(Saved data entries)
● ● ● ●

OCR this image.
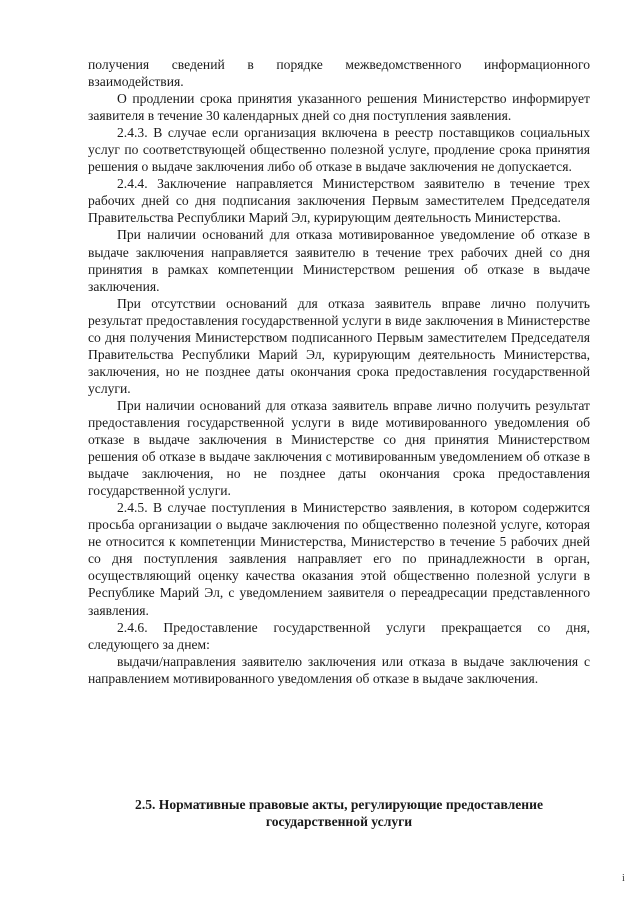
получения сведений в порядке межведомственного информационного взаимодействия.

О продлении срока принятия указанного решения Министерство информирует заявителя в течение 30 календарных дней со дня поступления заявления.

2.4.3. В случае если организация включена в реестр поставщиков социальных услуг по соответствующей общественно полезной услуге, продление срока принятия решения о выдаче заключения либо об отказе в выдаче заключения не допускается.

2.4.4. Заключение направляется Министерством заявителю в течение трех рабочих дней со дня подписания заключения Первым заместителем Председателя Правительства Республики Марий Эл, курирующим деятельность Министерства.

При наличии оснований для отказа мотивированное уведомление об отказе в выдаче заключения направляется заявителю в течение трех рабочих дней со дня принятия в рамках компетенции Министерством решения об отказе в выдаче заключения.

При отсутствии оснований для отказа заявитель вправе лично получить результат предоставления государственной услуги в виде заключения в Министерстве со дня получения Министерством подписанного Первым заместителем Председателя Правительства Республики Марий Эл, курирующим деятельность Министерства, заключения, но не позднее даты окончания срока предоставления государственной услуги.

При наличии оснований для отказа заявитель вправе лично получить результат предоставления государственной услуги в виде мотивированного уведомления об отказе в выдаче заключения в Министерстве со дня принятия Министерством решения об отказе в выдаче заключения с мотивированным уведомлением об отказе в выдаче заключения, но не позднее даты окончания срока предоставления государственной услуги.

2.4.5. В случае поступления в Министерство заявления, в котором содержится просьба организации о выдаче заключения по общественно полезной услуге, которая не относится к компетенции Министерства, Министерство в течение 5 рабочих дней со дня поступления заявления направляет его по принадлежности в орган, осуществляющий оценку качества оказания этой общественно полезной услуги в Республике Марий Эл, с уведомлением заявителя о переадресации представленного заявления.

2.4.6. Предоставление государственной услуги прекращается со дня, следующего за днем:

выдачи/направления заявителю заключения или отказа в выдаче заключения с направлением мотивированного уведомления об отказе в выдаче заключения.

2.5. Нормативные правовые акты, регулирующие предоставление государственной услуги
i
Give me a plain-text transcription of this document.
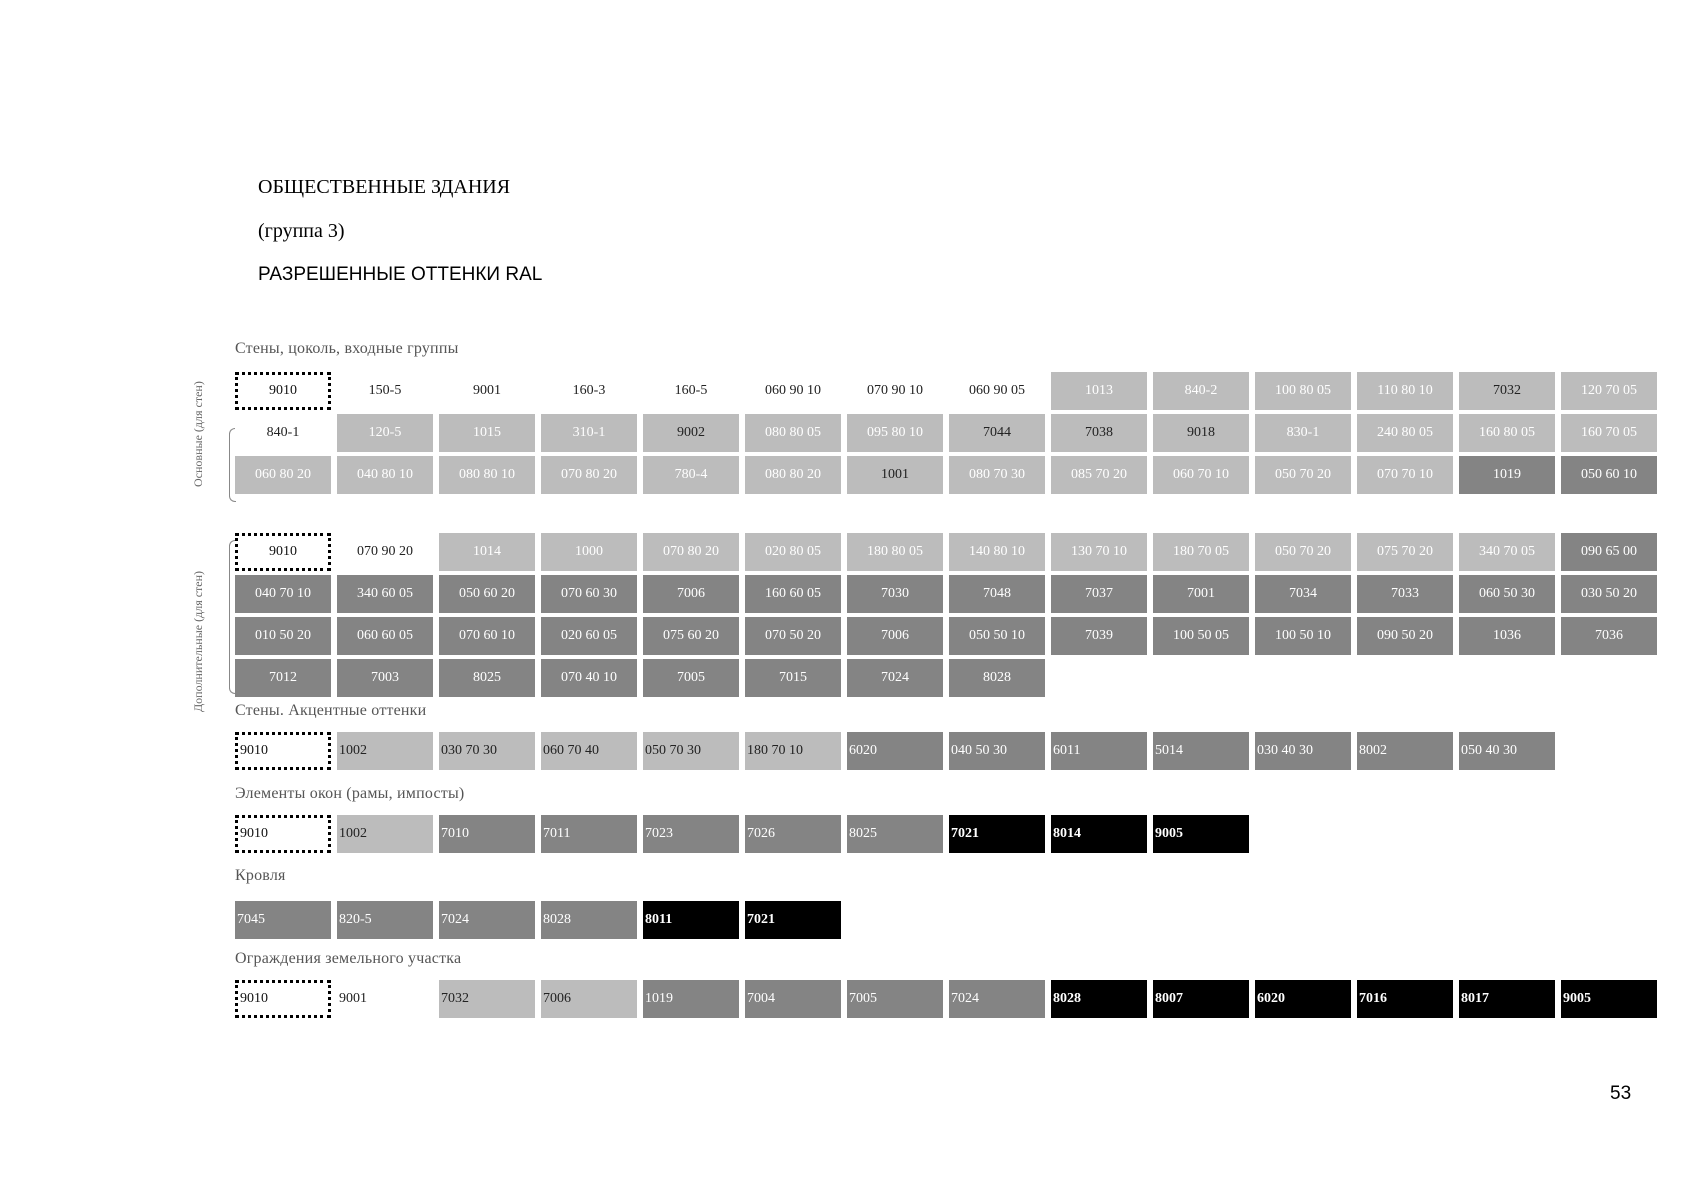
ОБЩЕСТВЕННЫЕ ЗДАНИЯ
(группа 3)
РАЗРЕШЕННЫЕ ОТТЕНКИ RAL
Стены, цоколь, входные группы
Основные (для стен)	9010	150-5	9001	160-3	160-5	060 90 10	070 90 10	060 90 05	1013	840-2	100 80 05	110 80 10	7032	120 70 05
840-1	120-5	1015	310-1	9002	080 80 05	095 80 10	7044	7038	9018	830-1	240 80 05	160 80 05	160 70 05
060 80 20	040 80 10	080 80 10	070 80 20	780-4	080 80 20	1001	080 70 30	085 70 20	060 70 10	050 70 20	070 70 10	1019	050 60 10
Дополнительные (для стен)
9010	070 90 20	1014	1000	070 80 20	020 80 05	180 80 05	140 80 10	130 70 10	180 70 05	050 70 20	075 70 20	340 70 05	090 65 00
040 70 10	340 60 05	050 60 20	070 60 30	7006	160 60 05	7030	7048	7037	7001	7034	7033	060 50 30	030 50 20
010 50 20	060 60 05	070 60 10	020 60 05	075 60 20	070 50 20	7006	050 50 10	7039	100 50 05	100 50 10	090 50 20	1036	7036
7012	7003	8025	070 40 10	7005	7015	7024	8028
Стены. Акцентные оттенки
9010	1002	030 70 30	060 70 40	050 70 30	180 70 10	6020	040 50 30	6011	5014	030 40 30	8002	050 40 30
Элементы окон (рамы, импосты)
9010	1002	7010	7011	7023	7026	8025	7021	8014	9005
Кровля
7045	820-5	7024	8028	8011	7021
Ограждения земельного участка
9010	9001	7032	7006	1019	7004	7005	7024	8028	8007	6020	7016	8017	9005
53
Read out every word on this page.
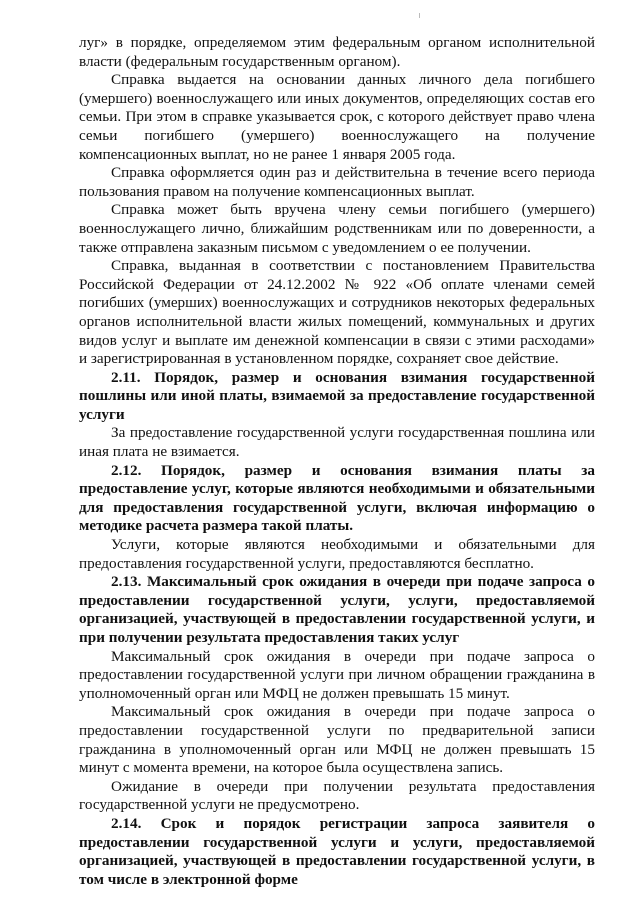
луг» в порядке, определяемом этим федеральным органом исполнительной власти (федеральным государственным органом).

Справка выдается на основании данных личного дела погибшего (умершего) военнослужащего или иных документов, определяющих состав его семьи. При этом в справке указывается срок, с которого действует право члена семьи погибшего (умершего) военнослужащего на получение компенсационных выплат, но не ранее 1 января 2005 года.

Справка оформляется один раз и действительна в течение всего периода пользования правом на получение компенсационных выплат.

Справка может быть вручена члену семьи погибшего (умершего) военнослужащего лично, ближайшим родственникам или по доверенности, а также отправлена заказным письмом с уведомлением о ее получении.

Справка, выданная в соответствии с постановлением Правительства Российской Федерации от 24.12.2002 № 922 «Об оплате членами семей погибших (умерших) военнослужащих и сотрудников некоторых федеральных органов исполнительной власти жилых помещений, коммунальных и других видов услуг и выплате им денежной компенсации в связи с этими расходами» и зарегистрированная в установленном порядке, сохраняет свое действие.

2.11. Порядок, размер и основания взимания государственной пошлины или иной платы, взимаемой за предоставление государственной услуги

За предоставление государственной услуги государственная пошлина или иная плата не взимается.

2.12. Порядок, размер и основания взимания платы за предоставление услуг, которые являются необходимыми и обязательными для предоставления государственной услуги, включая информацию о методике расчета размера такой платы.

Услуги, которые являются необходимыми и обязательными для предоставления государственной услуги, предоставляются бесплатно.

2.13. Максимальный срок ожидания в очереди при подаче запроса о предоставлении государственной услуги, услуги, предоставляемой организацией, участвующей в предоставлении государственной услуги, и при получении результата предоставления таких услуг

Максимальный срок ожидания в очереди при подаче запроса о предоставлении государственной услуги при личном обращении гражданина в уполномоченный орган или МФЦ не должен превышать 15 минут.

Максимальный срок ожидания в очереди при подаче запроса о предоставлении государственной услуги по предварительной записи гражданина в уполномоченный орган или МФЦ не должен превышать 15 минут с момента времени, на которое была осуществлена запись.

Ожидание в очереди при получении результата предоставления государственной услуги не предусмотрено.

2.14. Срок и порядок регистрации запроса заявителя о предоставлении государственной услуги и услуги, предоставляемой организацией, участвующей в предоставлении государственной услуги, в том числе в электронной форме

● ● ● ●

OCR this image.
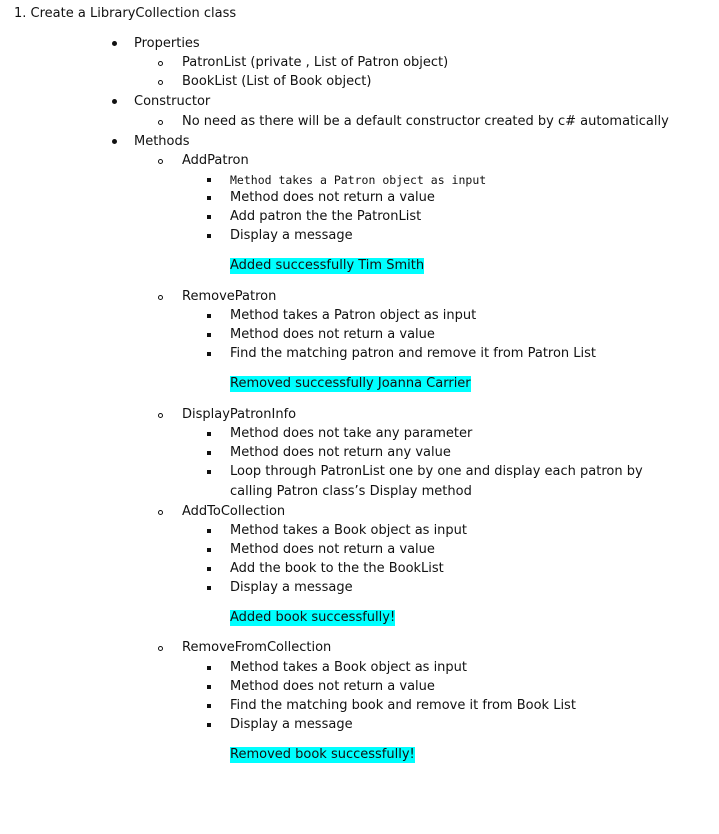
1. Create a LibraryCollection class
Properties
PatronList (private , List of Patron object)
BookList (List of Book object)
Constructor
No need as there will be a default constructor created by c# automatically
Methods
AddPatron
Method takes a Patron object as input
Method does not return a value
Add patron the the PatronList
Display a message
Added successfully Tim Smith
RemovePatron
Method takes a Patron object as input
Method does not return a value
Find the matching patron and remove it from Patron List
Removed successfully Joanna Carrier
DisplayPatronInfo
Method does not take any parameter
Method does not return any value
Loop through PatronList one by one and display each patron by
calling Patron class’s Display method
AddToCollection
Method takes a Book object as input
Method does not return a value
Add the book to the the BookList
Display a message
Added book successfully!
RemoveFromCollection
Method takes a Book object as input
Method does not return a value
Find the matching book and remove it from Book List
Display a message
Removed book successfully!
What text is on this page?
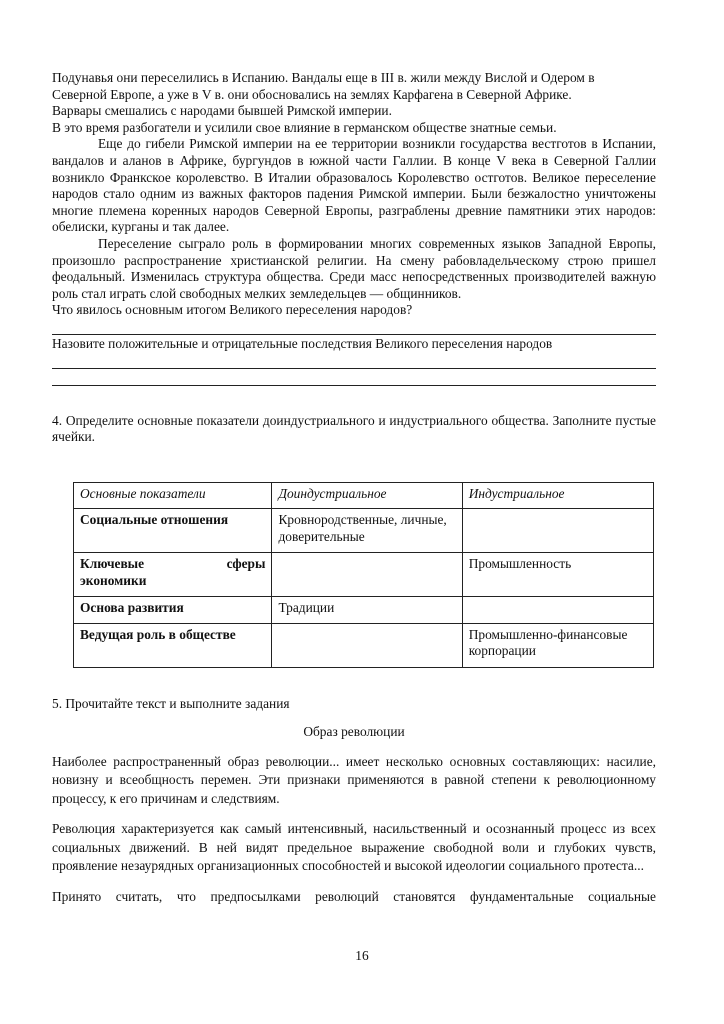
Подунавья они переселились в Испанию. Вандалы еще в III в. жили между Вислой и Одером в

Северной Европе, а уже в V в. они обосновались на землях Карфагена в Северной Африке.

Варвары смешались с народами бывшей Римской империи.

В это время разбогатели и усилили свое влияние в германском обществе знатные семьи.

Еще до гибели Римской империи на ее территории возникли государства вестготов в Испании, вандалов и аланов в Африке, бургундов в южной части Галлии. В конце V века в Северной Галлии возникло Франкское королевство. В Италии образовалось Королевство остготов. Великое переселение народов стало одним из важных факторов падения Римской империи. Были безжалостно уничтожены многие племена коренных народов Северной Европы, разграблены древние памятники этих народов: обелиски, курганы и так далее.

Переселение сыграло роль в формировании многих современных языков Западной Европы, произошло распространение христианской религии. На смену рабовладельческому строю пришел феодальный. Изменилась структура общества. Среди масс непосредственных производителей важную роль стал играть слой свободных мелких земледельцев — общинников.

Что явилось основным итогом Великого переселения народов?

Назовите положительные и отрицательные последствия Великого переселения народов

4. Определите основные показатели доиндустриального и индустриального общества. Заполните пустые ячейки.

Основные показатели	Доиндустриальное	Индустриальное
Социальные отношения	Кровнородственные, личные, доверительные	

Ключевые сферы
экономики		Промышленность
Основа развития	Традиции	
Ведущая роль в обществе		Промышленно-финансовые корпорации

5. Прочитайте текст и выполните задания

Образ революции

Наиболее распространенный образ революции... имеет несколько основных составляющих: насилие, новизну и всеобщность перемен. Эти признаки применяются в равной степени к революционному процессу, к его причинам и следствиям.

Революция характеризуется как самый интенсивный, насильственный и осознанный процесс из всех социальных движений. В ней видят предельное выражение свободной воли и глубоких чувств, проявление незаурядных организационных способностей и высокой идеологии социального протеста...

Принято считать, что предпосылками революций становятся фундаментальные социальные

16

● ● ● ●

[What to do]
Track down every line holding the string "PatronList" and copy it.

[Result of this task]
PatronList (private , List of Patron object)
Add patron the the PatronList
Loop through PatronList one by one and display each patron by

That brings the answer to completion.